* Exercise directions *
In the copy, keep every record exact and leave out all images.

-- begin Provided records --

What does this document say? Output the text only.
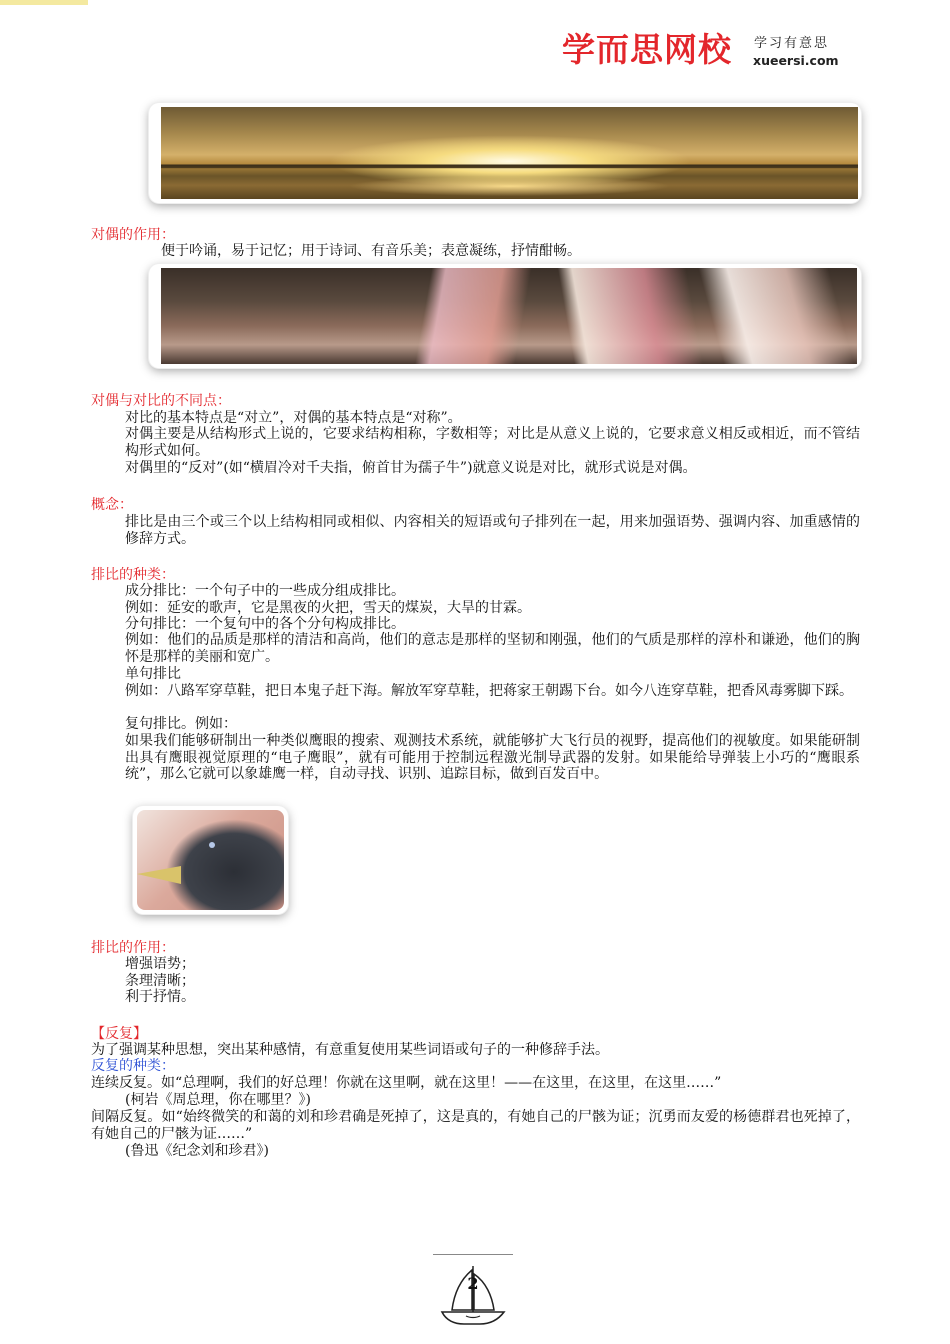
学而思网校 学习有意思
xueersi.com
对偶的作用：
便于吟诵，易于记忆；用于诗词、有音乐美；表意凝练，抒情酣畅。
对偶与对比的不同点：
对比的基本特点是“对立”，对偶的基本特点是“对称”。
对偶主要是从结构形式上说的，它要求结构相称，字数相等；对比是从意义上说的，它要求意义相反或相近，而不管结构形式如何。
对偶里的“反对”(如“横眉冷对千夫指，俯首甘为孺子牛”)就意义说是对比，就形式说是对偶。
概念：
排比是由三个或三个以上结构相同或相似、内容相关的短语或句子排列在一起，用来加强语势、强调内容、加重感情的修辞方式。
排比的种类：
成分排比：一个句子中的一些成分组成排比。
例如：延安的歌声，它是黑夜的火把，雪天的煤炭，大旱的甘霖。
分句排比：一个复句中的各个分句构成排比。
例如：他们的品质是那样的清洁和高尚，他们的意志是那样的坚韧和刚强，他们的气质是那样的淳朴和谦逊，他们的胸怀是那样的美丽和宽广。
单句排比
例如：八路军穿草鞋，把日本鬼子赶下海。解放军穿草鞋，把蒋家王朝踢下台。如今八连穿草鞋，把香风毒雾脚下踩。
复句排比。例如：
如果我们能够研制出一种类似鹰眼的搜索、观测技术系统，就能够扩大飞行员的视野，提高他们的视敏度。如果能研制出具有鹰眼视觉原理的“电子鹰眼”，就有可能用于控制远程激光制导武器的发射。如果能给导弹装上小巧的“鹰眼系统”，那么它就可以象雄鹰一样，自动寻找、识别、追踪目标，做到百发百中。
排比的作用：
增强语势；
条理清晰；
利于抒情。
【反复】
为了强调某种思想，突出某种感情，有意重复使用某些词语或句子的一种修辞手法。
反复的种类：
连续反复。如“总理啊，我们的好总理！你就在这里啊，就在这里！——在这里，在这里，在这里……”
(柯岩《周总理，你在哪里？》)
间隔反复。如“始终微笑的和蔼的刘和珍君确是死掉了，这是真的，有她自己的尸骸为证；沉勇而友爱的杨德群君也死掉了，有她自己的尸骸为证……”
(鲁迅《纪念刘和珍君》)
2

-- end Provided records --

* Reply *
What does this document say? Output the text only.
学而思网校 学习有意思
xueersi.com
对偶的作用：
便于吟诵，易于记忆；用于诗词、有音乐美；表意凝练，抒情酣畅。
对偶与对比的不同点：
对比的基本特点是“对立”，对偶的基本特点是“对称”。
对偶主要是从结构形式上说的，它要求结构相称，字数相等；对比是从意义上说的，它要求意义相反或相近，而不管结构形式如何。
对偶里的“反对”(如“横眉冷对千夫指，俯首甘为孺子牛”)就意义说是对比，就形式说是对偶。
概念：
排比是由三个或三个以上结构相同或相似、内容相关的短语或句子排列在一起，用来加强语势、强调内容、加重感情的修辞方式。
排比的种类：
成分排比：一个句子中的一些成分组成排比。
例如：延安的歌声，它是黑夜的火把，雪天的煤炭，大旱的甘霖。
分句排比：一个复句中的各个分句构成排比。
例如：他们的品质是那样的清洁和高尚，他们的意志是那样的坚韧和刚强，他们的气质是那样的淳朴和谦逊，他们的胸怀是那样的美丽和宽广。
单句排比
例如：八路军穿草鞋，把日本鬼子赶下海。解放军穿草鞋，把蒋家王朝踢下台。如今八连穿草鞋，把香风毒雾脚下踩。
复句排比。例如：
如果我们能够研制出一种类似鹰眼的搜索、观测技术系统，就能够扩大飞行员的视野，提高他们的视敏度。如果能研制出具有鹰眼视觉原理的“电子鹰眼”，就有可能用于控制远程激光制导武器的发射。如果能给导弹装上小巧的“鹰眼系统”，那么它就可以象雄鹰一样，自动寻找、识别、追踪目标，做到百发百中。
排比的作用：
增强语势；
条理清晰；
利于抒情。
【反复】
为了强调某种思想，突出某种感情，有意重复使用某些词语或句子的一种修辞手法。
反复的种类：
连续反复。如“总理啊，我们的好总理！你就在这里啊，就在这里！——在这里，在这里，在这里……”
(柯岩《周总理，你在哪里？》)
间隔反复。如“始终微笑的和蔼的刘和珍君确是死掉了，这是真的，有她自己的尸骸为证；沉勇而友爱的杨德群君也死掉了，有她自己的尸骸为证……”
(鲁迅《纪念刘和珍君》)
2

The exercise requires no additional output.